'''

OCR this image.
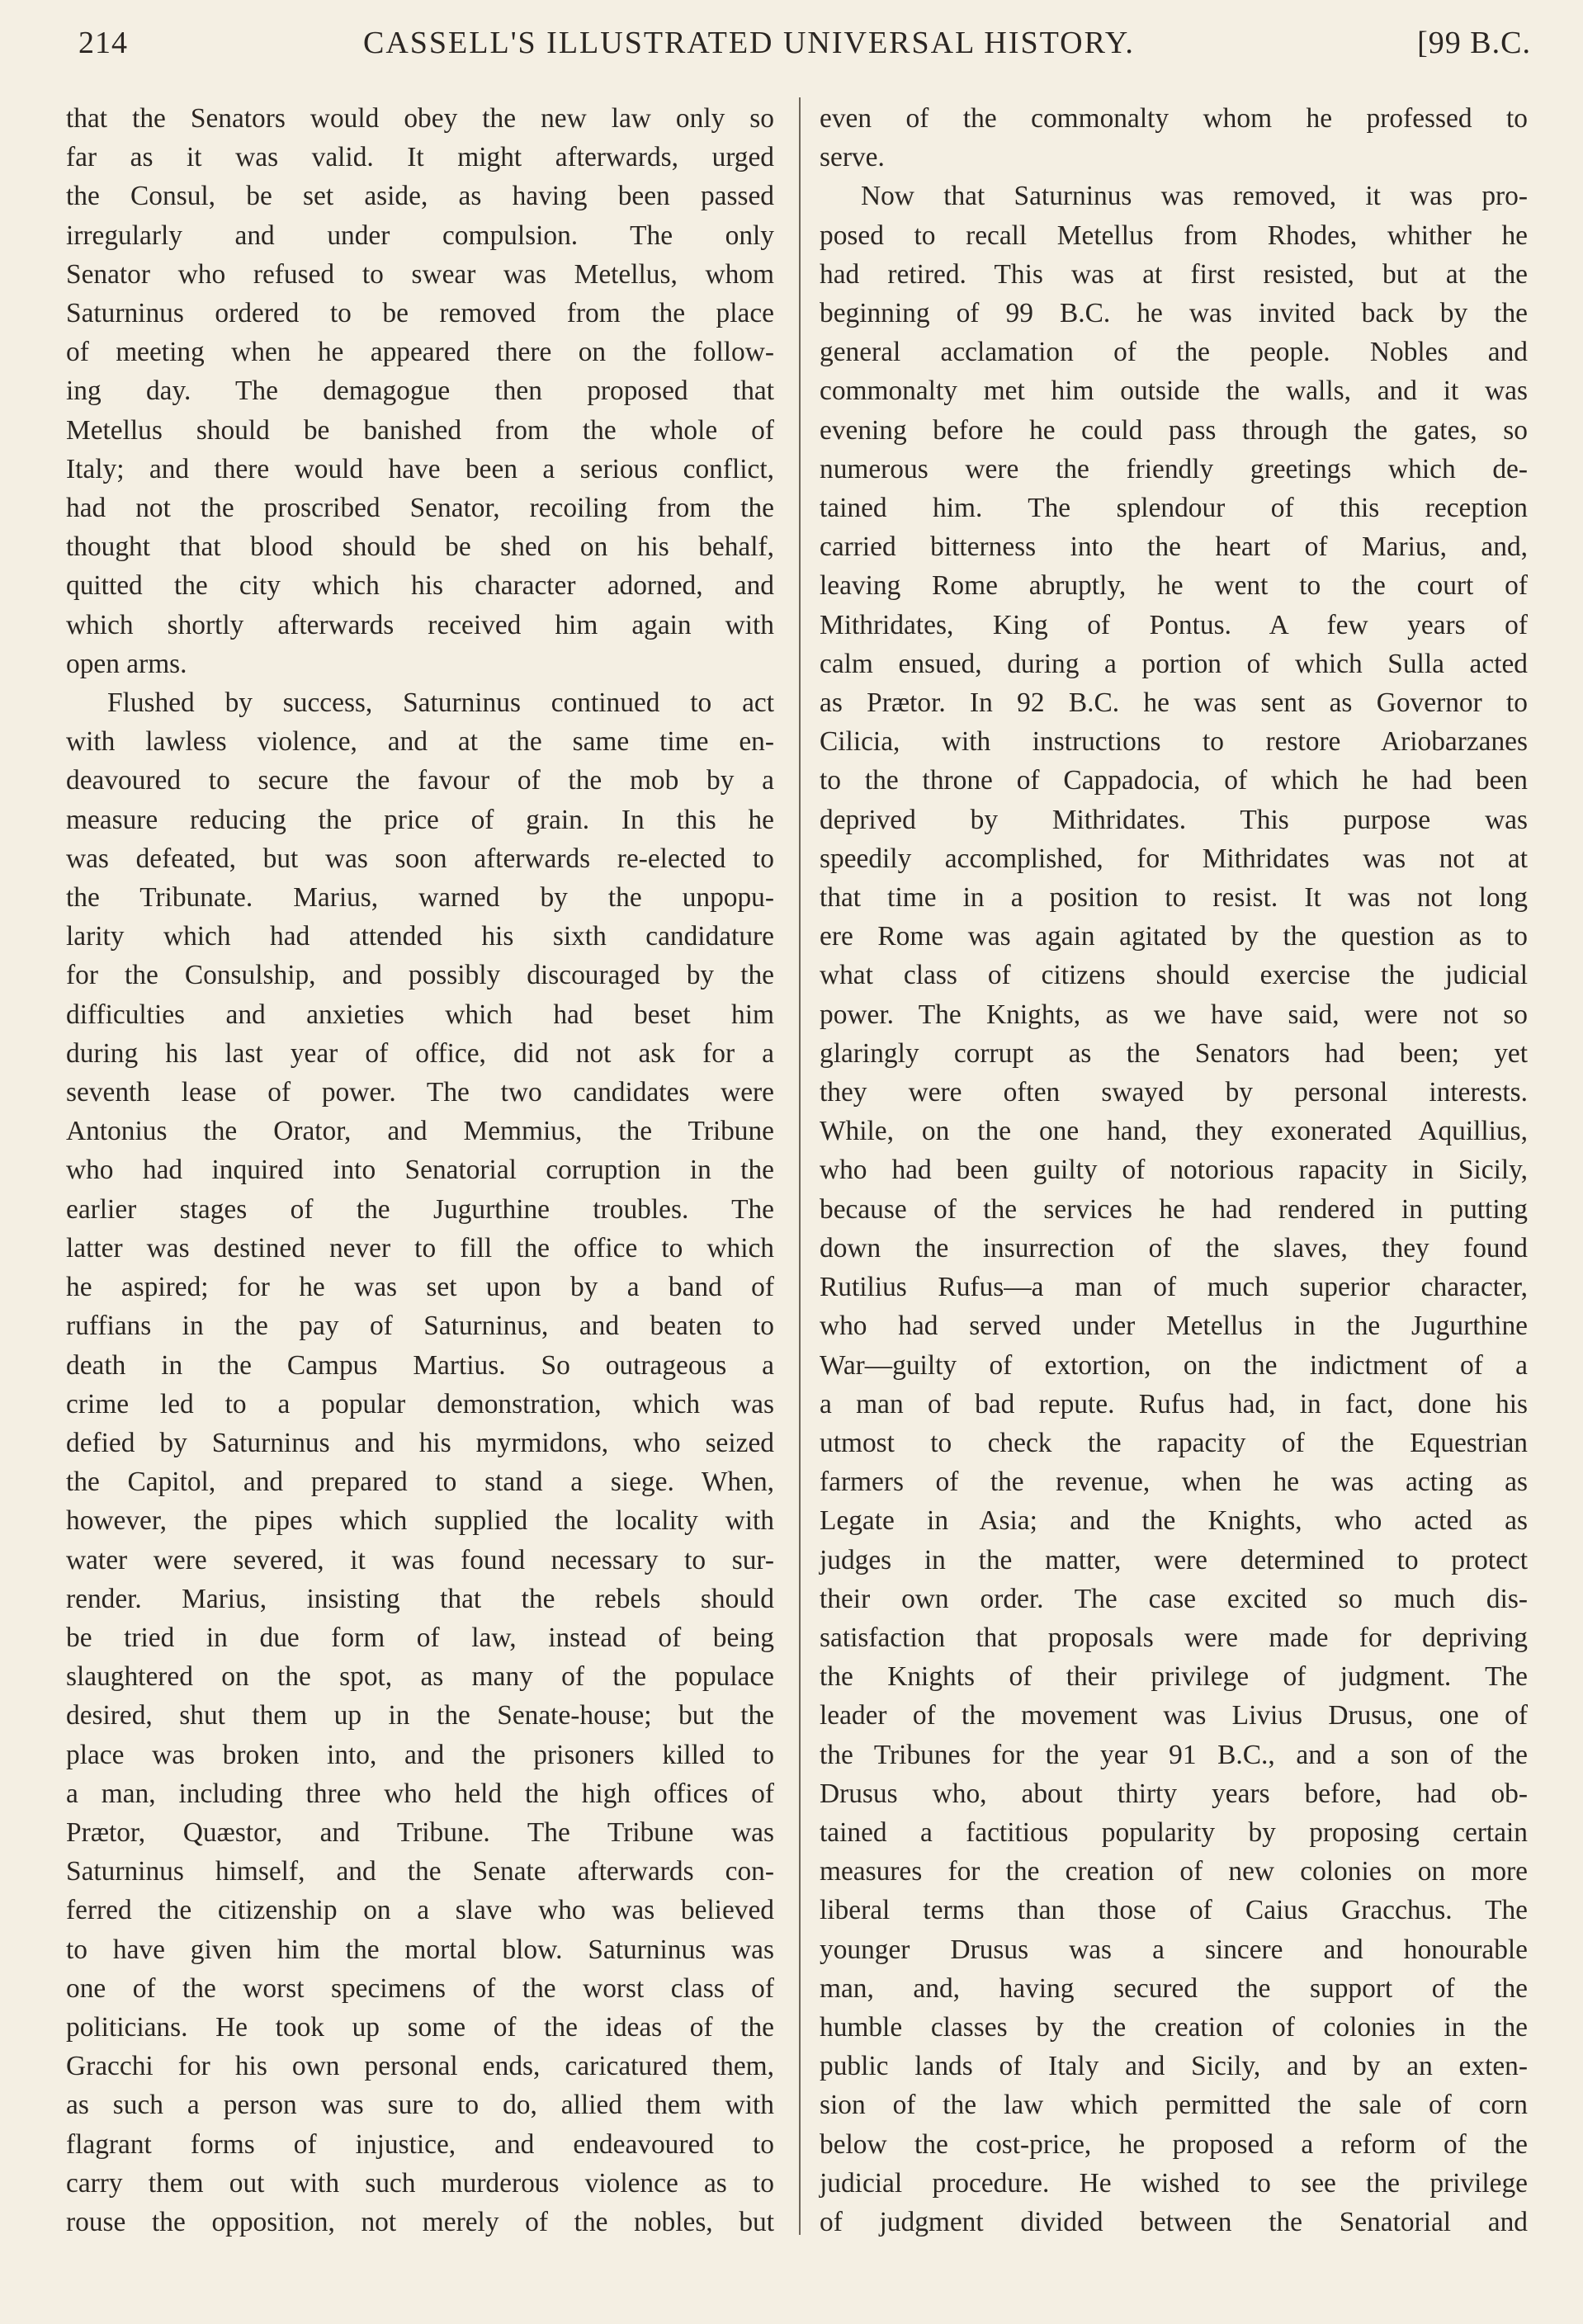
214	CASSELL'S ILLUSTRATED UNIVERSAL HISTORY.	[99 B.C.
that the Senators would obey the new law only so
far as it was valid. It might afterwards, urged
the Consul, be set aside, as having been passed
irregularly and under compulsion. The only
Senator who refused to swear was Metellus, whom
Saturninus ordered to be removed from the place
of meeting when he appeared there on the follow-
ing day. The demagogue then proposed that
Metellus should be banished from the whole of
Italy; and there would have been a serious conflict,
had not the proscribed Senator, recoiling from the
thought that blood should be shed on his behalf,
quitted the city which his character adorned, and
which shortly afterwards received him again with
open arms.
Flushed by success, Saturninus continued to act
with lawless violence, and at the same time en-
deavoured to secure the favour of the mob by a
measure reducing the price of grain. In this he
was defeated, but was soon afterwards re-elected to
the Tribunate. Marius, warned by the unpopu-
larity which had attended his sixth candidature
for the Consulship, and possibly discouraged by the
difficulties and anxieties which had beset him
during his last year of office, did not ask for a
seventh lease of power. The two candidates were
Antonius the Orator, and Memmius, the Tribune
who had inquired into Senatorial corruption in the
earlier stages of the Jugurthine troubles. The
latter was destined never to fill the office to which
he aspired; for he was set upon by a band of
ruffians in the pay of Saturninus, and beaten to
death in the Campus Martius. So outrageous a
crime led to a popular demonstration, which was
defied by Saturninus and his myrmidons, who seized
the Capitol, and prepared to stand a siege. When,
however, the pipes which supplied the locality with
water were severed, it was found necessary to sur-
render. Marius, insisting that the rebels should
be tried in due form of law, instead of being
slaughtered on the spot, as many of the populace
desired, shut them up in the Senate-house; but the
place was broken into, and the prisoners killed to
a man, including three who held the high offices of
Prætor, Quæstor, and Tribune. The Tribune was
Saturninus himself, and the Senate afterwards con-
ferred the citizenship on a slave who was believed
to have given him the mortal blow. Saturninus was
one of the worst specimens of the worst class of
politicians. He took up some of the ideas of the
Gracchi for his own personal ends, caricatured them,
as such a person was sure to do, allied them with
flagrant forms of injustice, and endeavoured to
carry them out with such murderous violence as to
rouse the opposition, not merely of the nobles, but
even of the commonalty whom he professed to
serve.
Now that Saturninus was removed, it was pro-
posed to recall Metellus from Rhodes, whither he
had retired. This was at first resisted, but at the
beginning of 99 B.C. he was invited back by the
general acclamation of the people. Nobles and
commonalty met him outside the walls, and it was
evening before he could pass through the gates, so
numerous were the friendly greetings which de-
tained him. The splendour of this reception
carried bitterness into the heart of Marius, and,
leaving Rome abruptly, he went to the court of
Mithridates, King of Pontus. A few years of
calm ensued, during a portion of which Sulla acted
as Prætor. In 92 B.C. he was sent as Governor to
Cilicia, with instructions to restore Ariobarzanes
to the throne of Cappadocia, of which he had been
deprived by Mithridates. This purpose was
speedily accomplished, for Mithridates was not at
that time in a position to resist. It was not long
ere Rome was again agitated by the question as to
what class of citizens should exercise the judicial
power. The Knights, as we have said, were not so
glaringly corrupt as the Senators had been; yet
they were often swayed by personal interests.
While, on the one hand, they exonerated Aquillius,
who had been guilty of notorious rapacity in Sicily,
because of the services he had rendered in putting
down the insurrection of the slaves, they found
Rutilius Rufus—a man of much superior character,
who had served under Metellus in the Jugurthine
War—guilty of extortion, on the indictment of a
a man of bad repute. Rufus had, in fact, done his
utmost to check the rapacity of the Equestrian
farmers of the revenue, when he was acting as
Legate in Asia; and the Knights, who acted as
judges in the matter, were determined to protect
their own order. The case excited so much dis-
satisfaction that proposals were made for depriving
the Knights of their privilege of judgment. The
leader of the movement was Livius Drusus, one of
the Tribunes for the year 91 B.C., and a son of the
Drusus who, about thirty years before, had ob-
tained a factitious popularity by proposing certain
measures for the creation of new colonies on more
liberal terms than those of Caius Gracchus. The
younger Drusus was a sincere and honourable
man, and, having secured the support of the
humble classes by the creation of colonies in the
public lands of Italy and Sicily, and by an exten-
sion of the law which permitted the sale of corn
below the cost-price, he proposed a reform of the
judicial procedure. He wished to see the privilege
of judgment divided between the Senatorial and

'''
'''

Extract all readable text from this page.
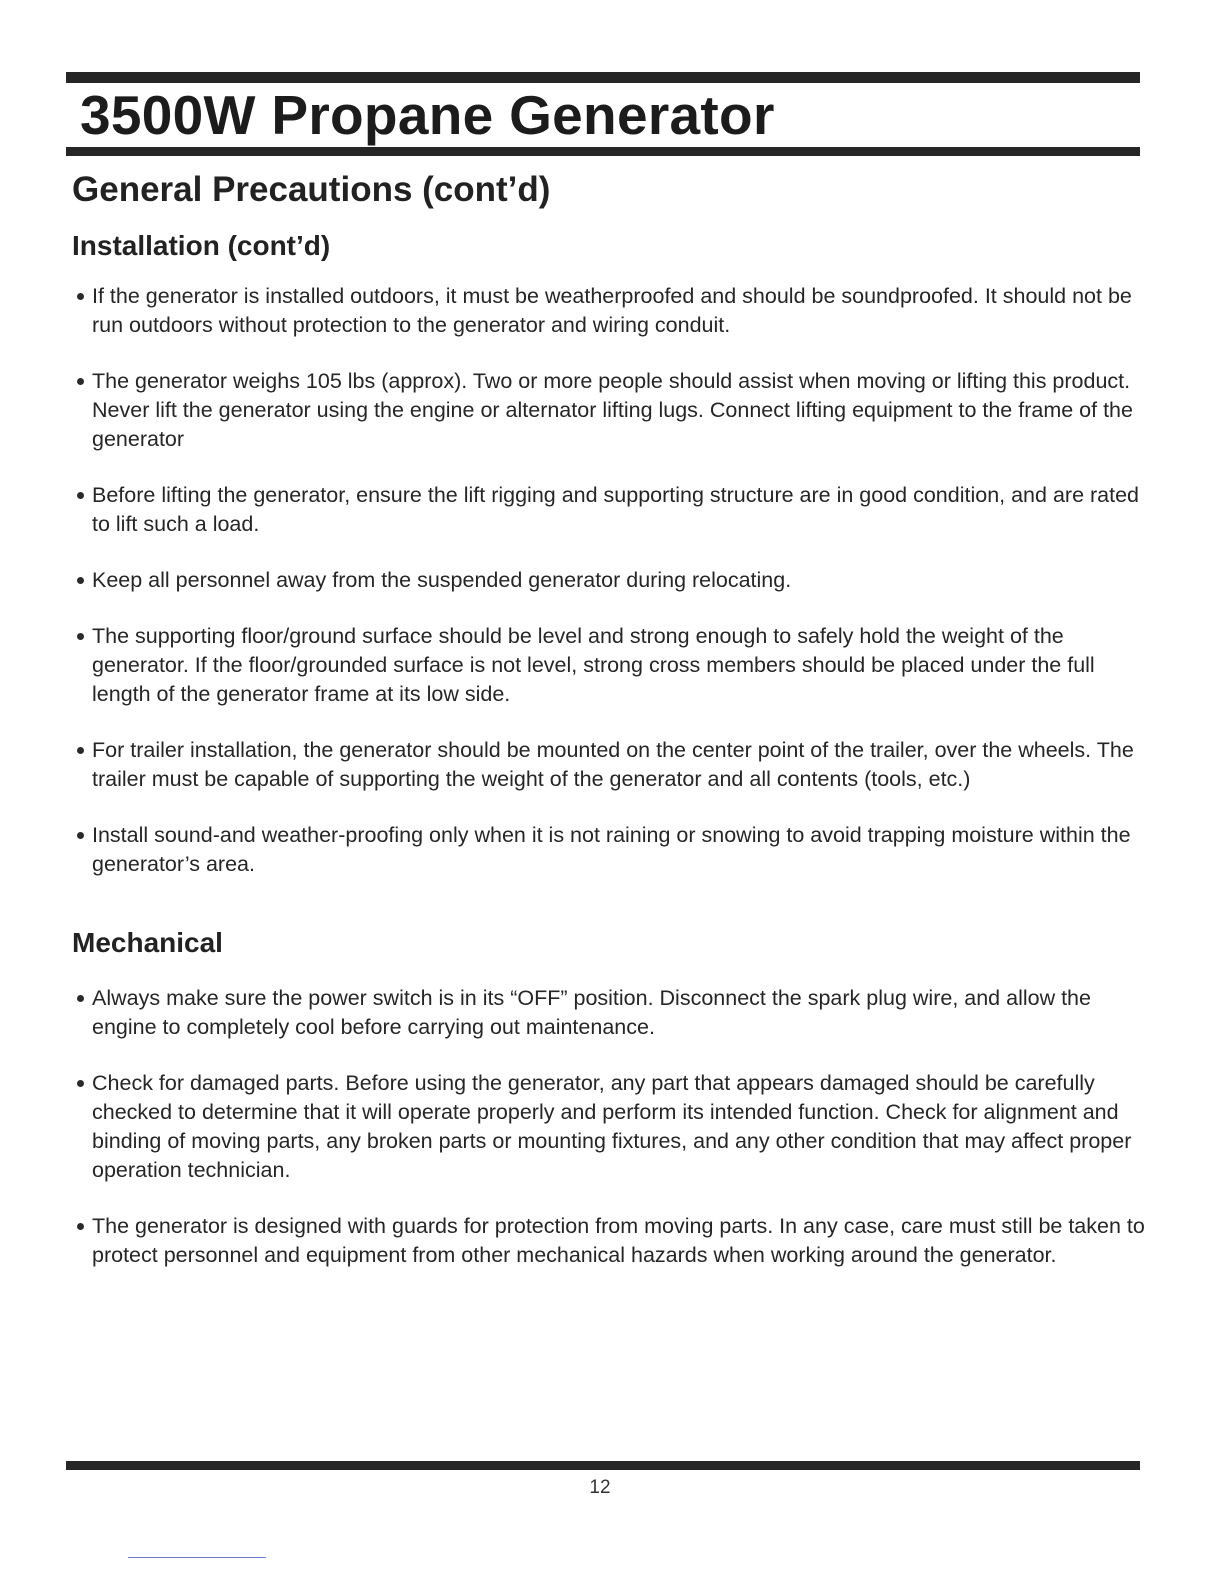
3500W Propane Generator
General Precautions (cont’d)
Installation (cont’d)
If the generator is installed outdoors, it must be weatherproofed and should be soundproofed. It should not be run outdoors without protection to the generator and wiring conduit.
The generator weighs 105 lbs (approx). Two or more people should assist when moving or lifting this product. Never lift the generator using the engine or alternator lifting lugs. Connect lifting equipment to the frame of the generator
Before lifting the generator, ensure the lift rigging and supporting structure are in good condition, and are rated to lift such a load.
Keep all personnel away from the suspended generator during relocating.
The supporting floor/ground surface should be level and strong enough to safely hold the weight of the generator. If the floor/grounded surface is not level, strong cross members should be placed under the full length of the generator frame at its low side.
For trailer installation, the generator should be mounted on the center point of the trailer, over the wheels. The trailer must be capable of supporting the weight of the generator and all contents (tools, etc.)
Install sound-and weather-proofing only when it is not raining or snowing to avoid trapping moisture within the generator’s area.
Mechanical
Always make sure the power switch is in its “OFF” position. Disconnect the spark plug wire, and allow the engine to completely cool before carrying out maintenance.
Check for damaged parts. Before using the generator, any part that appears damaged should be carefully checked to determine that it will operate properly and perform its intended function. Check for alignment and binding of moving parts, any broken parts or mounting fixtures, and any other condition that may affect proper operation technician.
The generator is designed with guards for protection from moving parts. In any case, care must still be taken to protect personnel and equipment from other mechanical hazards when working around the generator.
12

'''

**Aim of the task:**
All lines in the data that contain the word "only" should be copied.

**Result for this task:**
that the Senators would obey the new law only so
irregularly and under compulsion. The only
Install sound-and weather-proofing only when it is not raining or snowing to avoid trapping moisture within the generator’s area.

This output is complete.